▶ [DESCRIÇÃO DA TAREFA]: Como se traduz para o inglês esta frase do texto fornecido: "As empresas concessionárias hidroeléctricas são passíveis de imposto de comércio e indústria, nos termos do anterior § 2.º do artigo 712.º, hoje § único do artigo 710.º do Código Administrativo."?

O citado Decreto-Lei 45676, alterando alguns artigos do Código Administrativo, como os artigos 704.º, 710.º e seguintes, em nada alterou o regime legal quanto à questão equacionada neste recurso.
Apenas se mudou com mais correcção a denominação do imposto directo municipal, que antes se chamava licença de estabelecimento comercial ou industrial e hoje se apelida de imposto de comércio e indústria (n.º 5.º do artigo 704.º na anterior e actual redacção); e a matéria que constava do artigo 710.º e seu § único foi englobada no corpo do artigo 710.º, passando o que se dispunha no § 2.º do artigo 712.º para o actual § único do artigo 710.º Os pressupostos de tal imposto mantiveram-se iguais e a solução das empresas isentas de contribuição industrial, mas não do imposto municipal, mantém-se igual à anterior.
Não procedendo nenhuma das razões da tese da recorrente, e porque vêm verificados e não impugnados os pressupostos dos anteriores artigos 710.º e § único e 712.º, § 2.º, actuais artigo 710.º e § único do Código Administrativo, conclui-se que correctamente exigida vem sendo a licença de estabelecimento comercial e industrial, actualmente imposto de comércio e indústria, em acordo com a orientação do acórdão recorrido, que é conforme à que largamente domina nas instâncias.
Nos termos expostos, e conforme o disposto nos artigos 704.º e seguintes do Código Administrativo, nos artigos 27.º e 28.º do Decreto 16731, de 13 de Abril de 1929 (Reforma Tributária), na base XV da Lei 2002, nos artigos 67.º e seguintes do Decreto-Lei 43335 e no artigo 70.º, § 1.º, da Constituição Política, nega-se provimento ao recurso, confirmando-se o acórdão recorrido, com custas pela recorrente, solucionando-se o conflito de jurisprudência com o seguinte assento:
As empresas concessionárias hidroeléctricas são passíveis de imposto de comércio e indústria, nos termos do anterior § 2.º do artigo 712.º, hoje § único do artigo 710.º do Código Administrativo.

▶ [ITENS LISTADOS]:
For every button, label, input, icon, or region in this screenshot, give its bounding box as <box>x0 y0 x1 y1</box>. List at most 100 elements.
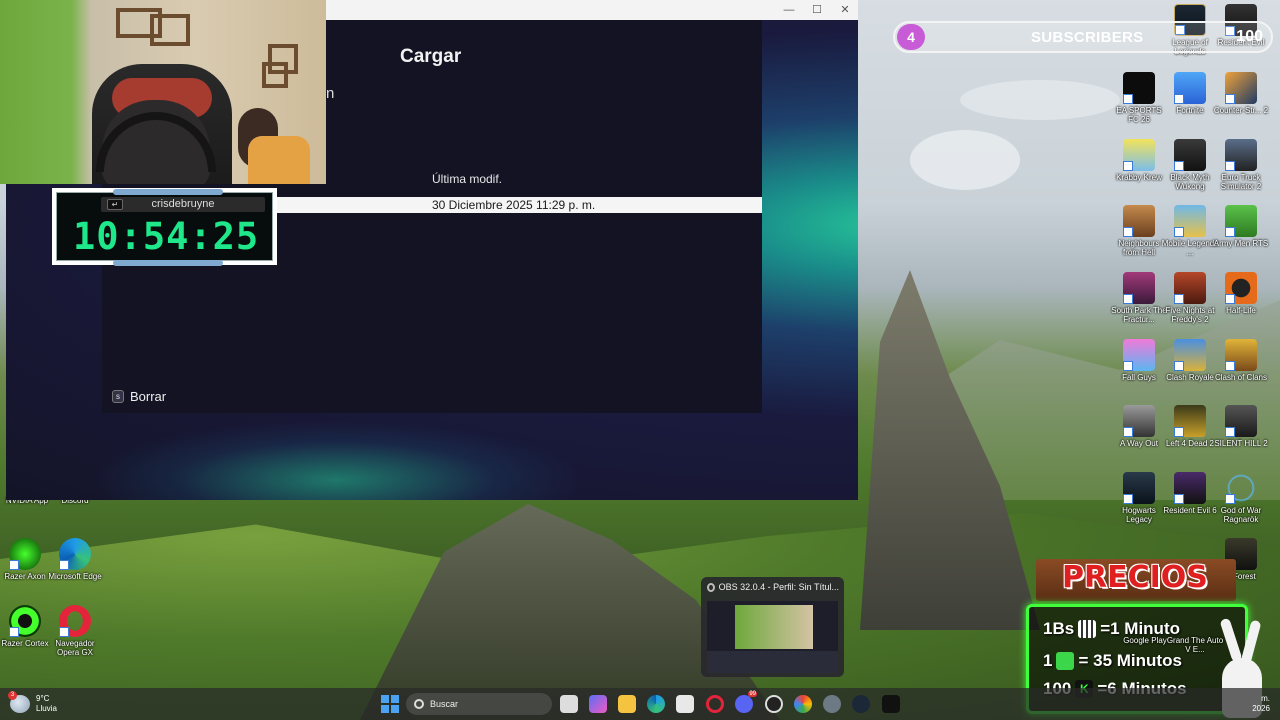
euro-truck-icon <box>1225 139 1257 171</box>
resident-evil-6-icon <box>1174 472 1206 504</box>
desktop-icon-mobile-legends[interactable]: Mobile Legends ... <box>1161 205 1219 257</box>
icon-label: Five Nights at Freddy's 2 <box>1165 306 1215 324</box>
desktop-icon-fc26[interactable]: EA SPORTS FC 26 <box>1110 72 1168 124</box>
black-myth-wukong-icon <box>1174 139 1206 171</box>
silent-hill-icon <box>1225 405 1257 437</box>
desktop-icon-euro-truck[interactable]: Euro Truck Simulator 2 <box>1212 139 1270 191</box>
razer-cortex-icon <box>9 605 41 637</box>
clock-tab <box>113 189 223 195</box>
desktop-icon-a-way-out[interactable]: A Way Out <box>1110 405 1168 448</box>
taskbar-search[interactable]: Buscar <box>406 693 552 715</box>
south-park-icon <box>1123 272 1155 304</box>
window-titlebar[interactable]: — ☐ ✕ <box>326 0 858 20</box>
enter-key-icon: ↵ <box>107 199 123 210</box>
icon-label: God of War Ragnarök <box>1220 506 1262 524</box>
game-icon[interactable] <box>882 695 900 713</box>
desktop-icon-clash-of-clans[interactable]: Clash of Clans <box>1212 339 1270 382</box>
wall-shelf <box>150 14 190 46</box>
weather-condition: Lluvia <box>36 704 57 713</box>
taskbar: 3 9°C Lluvia Buscar 99 m. 2026 <box>0 688 1280 720</box>
desktop-icon-half-life[interactable]: Half-Life <box>1212 272 1270 315</box>
tray-time: m. <box>1261 694 1270 703</box>
icon-label: Left 4 Dead 2 <box>1165 439 1215 448</box>
task-view-icon[interactable] <box>560 695 578 713</box>
maximize-icon[interactable]: ☐ <box>810 3 824 17</box>
close-icon[interactable]: ✕ <box>838 3 852 17</box>
chrome-icon[interactable] <box>794 695 812 713</box>
store-icon[interactable] <box>676 695 694 713</box>
copilot-icon[interactable] <box>589 695 607 713</box>
desktop-icon-fnaf[interactable]: Five Nights at Freddy's 2 <box>1161 272 1219 324</box>
subscriber-goal-bar: 4 SUBSCRIBERS 100 <box>893 21 1273 53</box>
a-way-out-icon <box>1123 405 1155 437</box>
settings-icon[interactable] <box>823 695 841 713</box>
edge-icon[interactable] <box>647 695 665 713</box>
steam-icon[interactable] <box>852 695 870 713</box>
gift-icon <box>1056 652 1075 670</box>
icon-label: Euro Truck Simulator 2 <box>1220 173 1262 191</box>
desktop-icon-south-park[interactable]: South Park The Fractur... <box>1110 272 1168 324</box>
icon-label: Half-Life <box>1226 306 1256 315</box>
desktop-icon-hogwarts[interactable]: Hogwarts Legacy <box>1110 472 1168 524</box>
tray-date: 2026 <box>1252 704 1270 713</box>
obs-title: OBS 32.0.4 - Perfil: Sin Títul... <box>707 582 839 592</box>
krabby-krew-icon <box>1123 139 1155 171</box>
obs-preview-dock <box>707 651 838 673</box>
desktop-icon-god-of-war[interactable]: God of War Ragnarök <box>1212 472 1270 524</box>
counter-strike-icon <box>1225 72 1257 104</box>
icon-label: Resident Evil 6 <box>1163 506 1217 515</box>
desktop-icon-fall-guys[interactable]: Fall Guys <box>1110 339 1168 382</box>
desktop-icon-fortnite[interactable]: Fortnite <box>1161 72 1219 115</box>
qr-code-icon <box>1078 620 1097 638</box>
desktop-icon-l4d2[interactable]: Left 4 Dead 2 <box>1161 405 1219 448</box>
razer-axon-icon <box>9 538 41 570</box>
obs-icon <box>707 582 715 592</box>
mobile-legends-icon <box>1174 205 1206 237</box>
desktop-icon-army-men[interactable]: Army Men RTS <box>1212 205 1270 248</box>
army-men-icon <box>1225 205 1257 237</box>
obs-icon[interactable] <box>765 695 783 713</box>
clash-of-clans-icon <box>1225 339 1257 371</box>
opera-gx-icon[interactable] <box>706 695 724 713</box>
file-explorer-icon[interactable] <box>618 695 636 713</box>
desktop-icon-silent-hill[interactable]: SILENT HILL 2 <box>1212 405 1270 448</box>
system-clock[interactable]: m. 2026 <box>1252 694 1270 714</box>
key-s-icon: s <box>112 390 124 403</box>
neighbours-from-hell-icon <box>1123 205 1155 237</box>
edge-icon <box>59 538 91 570</box>
obs-preview-camera <box>735 605 813 649</box>
save-slot-row[interactable]: 30 Diciembre 2025 11:29 p. m. <box>276 197 762 213</box>
fall-guys-icon <box>1123 339 1155 371</box>
icon-label: Hogwarts Legacy <box>1122 506 1156 524</box>
obs-title-text: OBS 32.0.4 - Perfil: Sin Títul... <box>718 582 839 592</box>
hogwarts-legacy-icon <box>1123 472 1155 504</box>
desktop-icon-cs2[interactable]: Counter-Str... 2 <box>1212 72 1270 115</box>
subscriber-label: SUBSCRIBERS <box>1031 29 1144 46</box>
obs-window-thumbnail[interactable]: OBS 32.0.4 - Perfil: Sin Títul... <box>701 577 844 677</box>
icon-label: EA SPORTS FC 26 <box>1116 106 1162 124</box>
precios-title: PRECIOS <box>1062 560 1208 595</box>
delete-button[interactable]: s Borrar <box>112 389 166 404</box>
discord-badge: 99 <box>748 691 757 697</box>
desktop-icon-re6[interactable]: Resident Evil 6 <box>1161 472 1219 515</box>
desktop-icon-edge[interactable]: Microsoft Edge <box>46 538 104 581</box>
clock-time: 10:54:25 <box>73 215 260 258</box>
icon-label: Mobile Legends ... <box>1161 239 1219 257</box>
discord-icon[interactable]: 99 <box>735 691 757 713</box>
clock-tab <box>113 260 223 266</box>
search-placeholder: Buscar <box>430 699 459 709</box>
start-button[interactable] <box>381 695 399 713</box>
desktop-icon-wukong[interactable]: Black Myth Wukong <box>1161 139 1219 191</box>
price-amount: 1Bs <box>1043 619 1075 638</box>
price-row-gift: 1 = 35 Minutos <box>1043 651 1182 671</box>
icon-label: Counter-Str... 2 <box>1213 106 1269 115</box>
weather-widget[interactable]: 3 9°C Lluvia <box>8 691 57 714</box>
desktop-icon-krabby[interactable]: Krabby Krew <box>1110 139 1168 182</box>
desktop-icon-opera[interactable]: Navegador Opera GX <box>46 605 104 657</box>
minimize-icon[interactable]: — <box>782 3 796 17</box>
desktop-icon-clash-royale[interactable]: Clash Royale <box>1161 339 1219 382</box>
icon-label: South Park The Fractur... <box>1111 306 1167 324</box>
desktop-icon-neighbours[interactable]: Neighbours from Hell <box>1110 205 1168 257</box>
subscriber-goal: 100 <box>1236 28 1263 45</box>
icon-label: Army Men RTS <box>1213 239 1269 248</box>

▶ [RESULTADO DA TAREFA]: Hydroelectric concession companies are liable to the commerce and industry tax, under the former § 2 of article 712, now the sole § of article 710 of the Administrative Code.